How many lines in the entries below include the string "screenshot"? Answer with the number only.

→ **DATA SHOWN**
· · · ·
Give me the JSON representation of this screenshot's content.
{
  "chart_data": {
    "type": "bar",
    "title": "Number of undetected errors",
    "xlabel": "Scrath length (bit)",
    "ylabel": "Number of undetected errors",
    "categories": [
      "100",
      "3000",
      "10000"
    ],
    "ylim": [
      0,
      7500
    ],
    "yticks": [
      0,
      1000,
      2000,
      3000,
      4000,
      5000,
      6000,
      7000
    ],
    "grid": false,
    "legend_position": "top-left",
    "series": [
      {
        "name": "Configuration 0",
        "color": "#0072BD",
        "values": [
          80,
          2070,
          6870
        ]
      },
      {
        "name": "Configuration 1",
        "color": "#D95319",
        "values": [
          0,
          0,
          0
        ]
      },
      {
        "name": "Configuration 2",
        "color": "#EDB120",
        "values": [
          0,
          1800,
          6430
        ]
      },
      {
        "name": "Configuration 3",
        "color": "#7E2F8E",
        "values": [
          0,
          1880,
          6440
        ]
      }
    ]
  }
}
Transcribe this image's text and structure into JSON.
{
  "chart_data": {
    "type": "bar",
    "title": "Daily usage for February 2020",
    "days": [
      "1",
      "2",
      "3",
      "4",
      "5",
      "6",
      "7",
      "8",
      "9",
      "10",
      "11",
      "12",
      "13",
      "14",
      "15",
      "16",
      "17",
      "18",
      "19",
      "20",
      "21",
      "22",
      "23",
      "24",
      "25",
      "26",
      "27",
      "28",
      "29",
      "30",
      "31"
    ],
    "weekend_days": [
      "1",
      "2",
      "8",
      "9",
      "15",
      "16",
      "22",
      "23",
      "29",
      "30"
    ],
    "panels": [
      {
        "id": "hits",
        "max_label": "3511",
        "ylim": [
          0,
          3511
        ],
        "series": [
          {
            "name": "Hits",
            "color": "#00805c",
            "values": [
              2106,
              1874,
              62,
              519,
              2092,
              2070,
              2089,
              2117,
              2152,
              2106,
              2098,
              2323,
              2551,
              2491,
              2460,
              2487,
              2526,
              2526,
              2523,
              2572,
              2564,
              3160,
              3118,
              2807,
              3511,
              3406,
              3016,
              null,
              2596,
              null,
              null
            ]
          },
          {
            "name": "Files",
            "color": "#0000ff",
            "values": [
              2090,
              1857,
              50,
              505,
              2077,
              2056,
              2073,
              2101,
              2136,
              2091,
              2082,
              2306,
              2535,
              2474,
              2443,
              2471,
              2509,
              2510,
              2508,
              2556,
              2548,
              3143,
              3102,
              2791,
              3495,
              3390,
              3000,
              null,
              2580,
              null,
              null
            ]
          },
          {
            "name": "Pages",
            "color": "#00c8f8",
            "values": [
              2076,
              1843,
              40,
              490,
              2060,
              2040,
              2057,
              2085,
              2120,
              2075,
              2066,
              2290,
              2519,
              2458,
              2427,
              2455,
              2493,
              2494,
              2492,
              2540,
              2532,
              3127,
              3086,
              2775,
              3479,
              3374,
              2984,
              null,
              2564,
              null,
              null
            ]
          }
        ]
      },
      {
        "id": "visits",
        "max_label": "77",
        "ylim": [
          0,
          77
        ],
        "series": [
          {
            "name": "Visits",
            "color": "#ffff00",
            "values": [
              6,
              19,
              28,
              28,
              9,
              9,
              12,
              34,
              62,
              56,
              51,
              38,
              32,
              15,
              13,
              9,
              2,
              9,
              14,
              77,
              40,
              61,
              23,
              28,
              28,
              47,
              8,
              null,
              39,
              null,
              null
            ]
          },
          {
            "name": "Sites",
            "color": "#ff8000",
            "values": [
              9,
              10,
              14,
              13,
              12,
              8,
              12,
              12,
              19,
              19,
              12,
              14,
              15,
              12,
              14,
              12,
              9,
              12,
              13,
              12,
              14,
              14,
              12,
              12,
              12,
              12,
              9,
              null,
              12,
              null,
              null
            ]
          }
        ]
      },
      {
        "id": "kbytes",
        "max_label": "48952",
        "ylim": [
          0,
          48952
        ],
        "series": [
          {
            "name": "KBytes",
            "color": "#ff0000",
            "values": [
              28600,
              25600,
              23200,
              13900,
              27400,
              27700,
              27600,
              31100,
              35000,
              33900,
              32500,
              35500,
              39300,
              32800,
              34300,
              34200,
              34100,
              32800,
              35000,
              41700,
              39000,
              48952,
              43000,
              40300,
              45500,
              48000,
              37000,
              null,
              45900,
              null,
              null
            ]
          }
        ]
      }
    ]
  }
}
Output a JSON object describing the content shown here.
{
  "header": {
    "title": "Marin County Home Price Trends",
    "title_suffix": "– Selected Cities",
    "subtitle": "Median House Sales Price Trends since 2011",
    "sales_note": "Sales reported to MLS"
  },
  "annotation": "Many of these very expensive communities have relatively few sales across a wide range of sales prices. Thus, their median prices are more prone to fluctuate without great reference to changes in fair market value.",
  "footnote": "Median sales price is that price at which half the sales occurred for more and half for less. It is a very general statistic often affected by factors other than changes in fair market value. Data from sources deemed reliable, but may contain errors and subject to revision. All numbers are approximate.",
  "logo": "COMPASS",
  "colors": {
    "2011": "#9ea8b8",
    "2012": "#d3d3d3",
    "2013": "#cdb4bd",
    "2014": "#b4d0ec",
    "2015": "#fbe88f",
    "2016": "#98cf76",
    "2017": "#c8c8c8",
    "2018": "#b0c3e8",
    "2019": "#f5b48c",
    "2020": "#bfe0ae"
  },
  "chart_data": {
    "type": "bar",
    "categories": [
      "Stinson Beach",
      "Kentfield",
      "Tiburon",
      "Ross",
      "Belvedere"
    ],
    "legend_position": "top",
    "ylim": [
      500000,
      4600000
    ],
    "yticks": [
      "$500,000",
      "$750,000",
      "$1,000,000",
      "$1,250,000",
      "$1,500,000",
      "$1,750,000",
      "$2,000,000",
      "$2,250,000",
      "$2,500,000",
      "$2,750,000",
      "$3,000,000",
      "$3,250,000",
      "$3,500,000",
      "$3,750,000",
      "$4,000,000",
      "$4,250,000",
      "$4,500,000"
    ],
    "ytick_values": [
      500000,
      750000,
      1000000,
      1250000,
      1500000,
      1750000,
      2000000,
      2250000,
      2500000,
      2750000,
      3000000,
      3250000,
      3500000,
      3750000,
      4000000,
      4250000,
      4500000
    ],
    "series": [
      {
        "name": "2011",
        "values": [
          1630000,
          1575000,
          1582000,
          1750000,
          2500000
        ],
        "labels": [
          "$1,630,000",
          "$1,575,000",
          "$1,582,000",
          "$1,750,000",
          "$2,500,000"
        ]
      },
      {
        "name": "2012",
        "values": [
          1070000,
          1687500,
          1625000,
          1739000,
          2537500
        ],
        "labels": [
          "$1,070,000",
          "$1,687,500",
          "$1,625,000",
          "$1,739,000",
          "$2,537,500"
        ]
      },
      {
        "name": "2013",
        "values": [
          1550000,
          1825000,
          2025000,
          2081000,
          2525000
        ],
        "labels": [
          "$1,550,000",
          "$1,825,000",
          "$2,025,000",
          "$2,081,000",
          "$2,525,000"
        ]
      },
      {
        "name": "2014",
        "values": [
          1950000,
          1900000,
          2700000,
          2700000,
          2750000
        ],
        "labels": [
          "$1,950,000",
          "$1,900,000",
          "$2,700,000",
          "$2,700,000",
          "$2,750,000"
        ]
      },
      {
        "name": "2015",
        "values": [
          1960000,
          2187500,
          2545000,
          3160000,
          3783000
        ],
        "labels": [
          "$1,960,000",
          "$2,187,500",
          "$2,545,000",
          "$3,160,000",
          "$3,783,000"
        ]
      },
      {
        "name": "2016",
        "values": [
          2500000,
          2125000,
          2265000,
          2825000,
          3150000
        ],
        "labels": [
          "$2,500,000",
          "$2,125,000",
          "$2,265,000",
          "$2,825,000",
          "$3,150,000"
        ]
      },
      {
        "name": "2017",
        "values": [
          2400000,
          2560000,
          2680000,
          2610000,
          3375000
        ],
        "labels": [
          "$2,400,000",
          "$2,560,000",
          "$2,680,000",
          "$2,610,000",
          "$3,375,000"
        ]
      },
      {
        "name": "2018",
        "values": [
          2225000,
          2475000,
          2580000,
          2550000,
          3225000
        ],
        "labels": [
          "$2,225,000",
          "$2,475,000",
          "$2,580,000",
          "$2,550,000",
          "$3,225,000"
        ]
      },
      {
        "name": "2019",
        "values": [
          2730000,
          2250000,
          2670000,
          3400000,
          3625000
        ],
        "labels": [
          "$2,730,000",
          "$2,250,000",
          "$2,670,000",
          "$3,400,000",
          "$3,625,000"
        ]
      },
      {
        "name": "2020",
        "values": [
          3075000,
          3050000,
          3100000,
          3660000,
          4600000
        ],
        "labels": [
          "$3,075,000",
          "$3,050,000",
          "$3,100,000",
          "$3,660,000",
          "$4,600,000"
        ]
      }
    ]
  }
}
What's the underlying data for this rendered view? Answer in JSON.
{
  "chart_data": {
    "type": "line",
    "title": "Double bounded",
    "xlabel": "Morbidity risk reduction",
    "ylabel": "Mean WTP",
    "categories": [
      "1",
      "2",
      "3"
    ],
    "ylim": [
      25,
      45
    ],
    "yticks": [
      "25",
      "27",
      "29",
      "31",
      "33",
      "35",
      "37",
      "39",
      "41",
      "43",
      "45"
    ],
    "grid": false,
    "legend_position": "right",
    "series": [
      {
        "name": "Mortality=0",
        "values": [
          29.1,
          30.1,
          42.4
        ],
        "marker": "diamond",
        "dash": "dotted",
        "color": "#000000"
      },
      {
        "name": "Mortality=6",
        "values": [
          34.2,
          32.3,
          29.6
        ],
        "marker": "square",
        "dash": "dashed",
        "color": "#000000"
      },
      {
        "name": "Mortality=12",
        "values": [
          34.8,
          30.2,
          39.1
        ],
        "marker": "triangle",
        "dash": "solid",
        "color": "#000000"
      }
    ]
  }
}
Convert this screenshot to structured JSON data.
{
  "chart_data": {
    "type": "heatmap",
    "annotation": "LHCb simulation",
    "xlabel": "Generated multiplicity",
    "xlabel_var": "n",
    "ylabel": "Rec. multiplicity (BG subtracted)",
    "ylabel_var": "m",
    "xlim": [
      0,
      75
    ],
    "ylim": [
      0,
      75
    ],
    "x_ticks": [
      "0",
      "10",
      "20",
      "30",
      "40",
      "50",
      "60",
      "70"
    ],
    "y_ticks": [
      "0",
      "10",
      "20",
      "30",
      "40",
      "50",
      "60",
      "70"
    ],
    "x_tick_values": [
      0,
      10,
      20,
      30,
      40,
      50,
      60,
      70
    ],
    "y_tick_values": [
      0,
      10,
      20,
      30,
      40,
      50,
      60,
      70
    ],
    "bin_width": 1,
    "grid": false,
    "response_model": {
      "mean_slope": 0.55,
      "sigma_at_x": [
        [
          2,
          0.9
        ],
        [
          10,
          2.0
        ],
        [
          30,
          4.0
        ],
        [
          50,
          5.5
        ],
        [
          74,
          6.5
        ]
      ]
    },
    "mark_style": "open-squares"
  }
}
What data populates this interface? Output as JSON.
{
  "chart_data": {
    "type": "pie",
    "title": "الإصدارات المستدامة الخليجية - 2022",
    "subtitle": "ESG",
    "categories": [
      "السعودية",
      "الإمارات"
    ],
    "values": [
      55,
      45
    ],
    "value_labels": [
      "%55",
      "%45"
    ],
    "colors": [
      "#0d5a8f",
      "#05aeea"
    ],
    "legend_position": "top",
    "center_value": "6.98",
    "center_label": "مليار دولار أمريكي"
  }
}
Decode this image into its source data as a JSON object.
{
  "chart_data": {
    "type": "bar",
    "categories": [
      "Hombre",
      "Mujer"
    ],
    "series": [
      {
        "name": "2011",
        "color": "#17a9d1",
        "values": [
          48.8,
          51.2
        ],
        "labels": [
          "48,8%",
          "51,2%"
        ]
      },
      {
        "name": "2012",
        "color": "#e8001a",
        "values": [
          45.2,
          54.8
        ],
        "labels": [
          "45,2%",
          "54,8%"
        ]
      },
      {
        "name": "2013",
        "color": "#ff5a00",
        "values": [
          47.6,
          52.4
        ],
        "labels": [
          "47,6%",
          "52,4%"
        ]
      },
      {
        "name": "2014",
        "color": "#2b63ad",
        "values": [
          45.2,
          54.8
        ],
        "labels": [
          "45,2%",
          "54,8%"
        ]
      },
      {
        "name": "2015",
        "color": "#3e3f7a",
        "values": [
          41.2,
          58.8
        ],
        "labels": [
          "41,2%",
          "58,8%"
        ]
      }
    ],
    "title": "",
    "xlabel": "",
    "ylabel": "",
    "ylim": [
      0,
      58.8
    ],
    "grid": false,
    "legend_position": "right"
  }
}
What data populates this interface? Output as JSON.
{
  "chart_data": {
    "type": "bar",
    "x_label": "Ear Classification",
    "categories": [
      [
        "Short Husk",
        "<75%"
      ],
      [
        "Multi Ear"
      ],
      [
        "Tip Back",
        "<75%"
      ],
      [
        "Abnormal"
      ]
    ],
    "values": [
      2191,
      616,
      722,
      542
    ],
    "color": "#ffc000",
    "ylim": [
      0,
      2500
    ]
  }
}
· · · ·
→ **WRITTEN ANSWER**
2